## BEGIN Records shown

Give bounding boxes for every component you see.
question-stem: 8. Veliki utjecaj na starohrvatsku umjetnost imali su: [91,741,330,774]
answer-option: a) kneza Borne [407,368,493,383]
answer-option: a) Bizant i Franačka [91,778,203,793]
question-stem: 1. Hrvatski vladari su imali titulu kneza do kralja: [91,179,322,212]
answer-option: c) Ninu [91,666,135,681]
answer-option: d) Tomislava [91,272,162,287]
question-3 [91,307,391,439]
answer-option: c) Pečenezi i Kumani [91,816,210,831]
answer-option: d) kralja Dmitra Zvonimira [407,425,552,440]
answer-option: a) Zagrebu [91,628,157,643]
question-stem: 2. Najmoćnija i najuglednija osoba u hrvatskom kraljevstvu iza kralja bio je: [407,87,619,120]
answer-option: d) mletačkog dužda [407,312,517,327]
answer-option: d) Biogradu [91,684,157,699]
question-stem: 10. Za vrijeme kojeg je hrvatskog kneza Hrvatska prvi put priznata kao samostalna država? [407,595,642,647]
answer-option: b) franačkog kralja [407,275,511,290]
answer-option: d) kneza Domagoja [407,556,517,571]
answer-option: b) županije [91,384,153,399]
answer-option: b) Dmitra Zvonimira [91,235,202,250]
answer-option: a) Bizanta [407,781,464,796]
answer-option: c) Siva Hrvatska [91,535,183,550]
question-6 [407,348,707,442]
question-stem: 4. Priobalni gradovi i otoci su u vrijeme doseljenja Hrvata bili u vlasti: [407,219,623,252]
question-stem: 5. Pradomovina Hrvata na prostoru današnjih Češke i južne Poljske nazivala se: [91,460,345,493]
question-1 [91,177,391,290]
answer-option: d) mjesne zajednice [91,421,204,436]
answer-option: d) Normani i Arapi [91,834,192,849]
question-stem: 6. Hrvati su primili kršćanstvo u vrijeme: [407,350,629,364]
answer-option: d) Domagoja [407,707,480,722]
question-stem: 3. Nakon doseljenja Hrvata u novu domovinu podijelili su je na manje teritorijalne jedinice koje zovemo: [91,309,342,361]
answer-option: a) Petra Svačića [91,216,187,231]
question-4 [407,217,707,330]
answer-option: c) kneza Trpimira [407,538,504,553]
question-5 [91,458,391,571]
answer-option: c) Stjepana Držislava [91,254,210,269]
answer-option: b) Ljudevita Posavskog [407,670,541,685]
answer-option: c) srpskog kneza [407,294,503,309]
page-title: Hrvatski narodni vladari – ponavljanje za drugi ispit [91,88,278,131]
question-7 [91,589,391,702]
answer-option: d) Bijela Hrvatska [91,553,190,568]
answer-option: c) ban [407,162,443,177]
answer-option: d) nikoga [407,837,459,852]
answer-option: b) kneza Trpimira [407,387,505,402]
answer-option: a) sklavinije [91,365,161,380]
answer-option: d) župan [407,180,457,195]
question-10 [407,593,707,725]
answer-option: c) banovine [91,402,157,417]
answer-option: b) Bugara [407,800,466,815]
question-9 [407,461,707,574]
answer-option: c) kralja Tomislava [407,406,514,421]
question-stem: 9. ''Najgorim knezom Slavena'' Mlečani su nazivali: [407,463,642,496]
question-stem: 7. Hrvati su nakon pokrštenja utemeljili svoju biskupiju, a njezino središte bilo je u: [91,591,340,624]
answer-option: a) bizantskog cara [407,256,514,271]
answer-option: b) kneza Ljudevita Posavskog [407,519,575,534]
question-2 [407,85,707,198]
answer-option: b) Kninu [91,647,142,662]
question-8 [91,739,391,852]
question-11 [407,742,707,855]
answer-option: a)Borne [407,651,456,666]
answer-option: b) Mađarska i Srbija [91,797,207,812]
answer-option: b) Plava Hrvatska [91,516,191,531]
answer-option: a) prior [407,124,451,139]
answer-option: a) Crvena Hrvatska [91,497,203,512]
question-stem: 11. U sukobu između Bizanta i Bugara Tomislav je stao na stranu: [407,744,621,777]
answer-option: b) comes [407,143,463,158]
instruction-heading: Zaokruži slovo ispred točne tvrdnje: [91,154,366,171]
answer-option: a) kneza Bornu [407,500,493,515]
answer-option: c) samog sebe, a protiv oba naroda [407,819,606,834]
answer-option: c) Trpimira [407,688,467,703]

## END Records shown

To be done: Copy the entire listing above line for line, keeping every character unchanged.

Answer to this exercise:
Give bounding boxes for every component you see.
question-stem: 8. Veliki utjecaj na starohrvatsku umjetnost imali su: [91,741,330,774]
answer-option: a) kneza Borne [407,368,493,383]
answer-option: a) Bizant i Franačka [91,778,203,793]
question-stem: 1. Hrvatski vladari su imali titulu kneza do kralja: [91,179,322,212]
answer-option: c) Ninu [91,666,135,681]
answer-option: d) Tomislava [91,272,162,287]
question-3 [91,307,391,439]
answer-option: c) Pečenezi i Kumani [91,816,210,831]
answer-option: d) kralja Dmitra Zvonimira [407,425,552,440]
answer-option: a) Zagrebu [91,628,157,643]
question-stem: 2. Najmoćnija i najuglednija osoba u hrvatskom kraljevstvu iza kralja bio je: [407,87,619,120]
answer-option: d) mletačkog dužda [407,312,517,327]
answer-option: d) Biogradu [91,684,157,699]
question-stem: 10. Za vrijeme kojeg je hrvatskog kneza Hrvatska prvi put priznata kao samostalna država? [407,595,642,647]
answer-option: b) franačkog kralja [407,275,511,290]
answer-option: d) kneza Domagoja [407,556,517,571]
answer-option: b) županije [91,384,153,399]
answer-option: b) Dmitra Zvonimira [91,235,202,250]
answer-option: a) Bizanta [407,781,464,796]
answer-option: c) Siva Hrvatska [91,535,183,550]
question-6 [407,348,707,442]
question-stem: 4. Priobalni gradovi i otoci su u vrijeme doseljenja Hrvata bili u vlasti: [407,219,623,252]
question-stem: 5. Pradomovina Hrvata na prostoru današnjih Češke i južne Poljske nazivala se: [91,460,345,493]
question-1 [91,177,391,290]
answer-option: d) mjesne zajednice [91,421,204,436]
answer-option: d) Normani i Arapi [91,834,192,849]
question-stem: 6. Hrvati su primili kršćanstvo u vrijeme: [407,350,629,364]
answer-option: d) Domagoja [407,707,480,722]
question-stem: 3. Nakon doseljenja Hrvata u novu domovinu podijelili su je na manje teritorijalne jedinice koje zovemo: [91,309,342,361]
answer-option: a) Petra Svačića [91,216,187,231]
question-4 [407,217,707,330]
answer-option: c) kneza Trpimira [407,538,504,553]
question-5 [91,458,391,571]
answer-option: c) Stjepana Držislava [91,254,210,269]
answer-option: b) Ljudevita Posavskog [407,670,541,685]
answer-option: c) srpskog kneza [407,294,503,309]
page-title: Hrvatski narodni vladari – ponavljanje za drugi ispit [91,88,278,131]
question-7 [91,589,391,702]
answer-option: d) Bijela Hrvatska [91,553,190,568]
answer-option: c) ban [407,162,443,177]
answer-option: d) nikoga [407,837,459,852]
answer-option: b) kneza Trpimira [407,387,505,402]
answer-option: a) sklavinije [91,365,161,380]
answer-option: d) župan [407,180,457,195]
question-10 [407,593,707,725]
answer-option: c) banovine [91,402,157,417]
answer-option: b) Bugara [407,800,466,815]
question-9 [407,461,707,574]
answer-option: c) kralja Tomislava [407,406,514,421]
question-stem: 9. ''Najgorim knezom Slavena'' Mlečani su nazivali: [407,463,642,496]
question-stem: 7. Hrvati su nakon pokrštenja utemeljili svoju biskupiju, a njezino središte bilo je u: [91,591,340,624]
answer-option: a) bizantskog cara [407,256,514,271]
answer-option: b) kneza Ljudevita Posavskog [407,519,575,534]
question-2 [407,85,707,198]
answer-option: b) Kninu [91,647,142,662]
question-8 [91,739,391,852]
question-11 [407,742,707,855]
answer-option: a)Borne [407,651,456,666]
answer-option: b) Mađarska i Srbija [91,797,207,812]
answer-option: b) Plava Hrvatska [91,516,191,531]
answer-option: a) prior [407,124,451,139]
answer-option: a) Crvena Hrvatska [91,497,203,512]
question-stem: 11. U sukobu između Bizanta i Bugara Tomislav je stao na stranu: [407,744,621,777]
answer-option: b) comes [407,143,463,158]
instruction-heading: Zaokruži slovo ispred točne tvrdnje: [91,154,366,171]
answer-option: a) kneza Bornu [407,500,493,515]
answer-option: c) samog sebe, a protiv oba naroda [407,819,606,834]
answer-option: c) Trpimira [407,688,467,703]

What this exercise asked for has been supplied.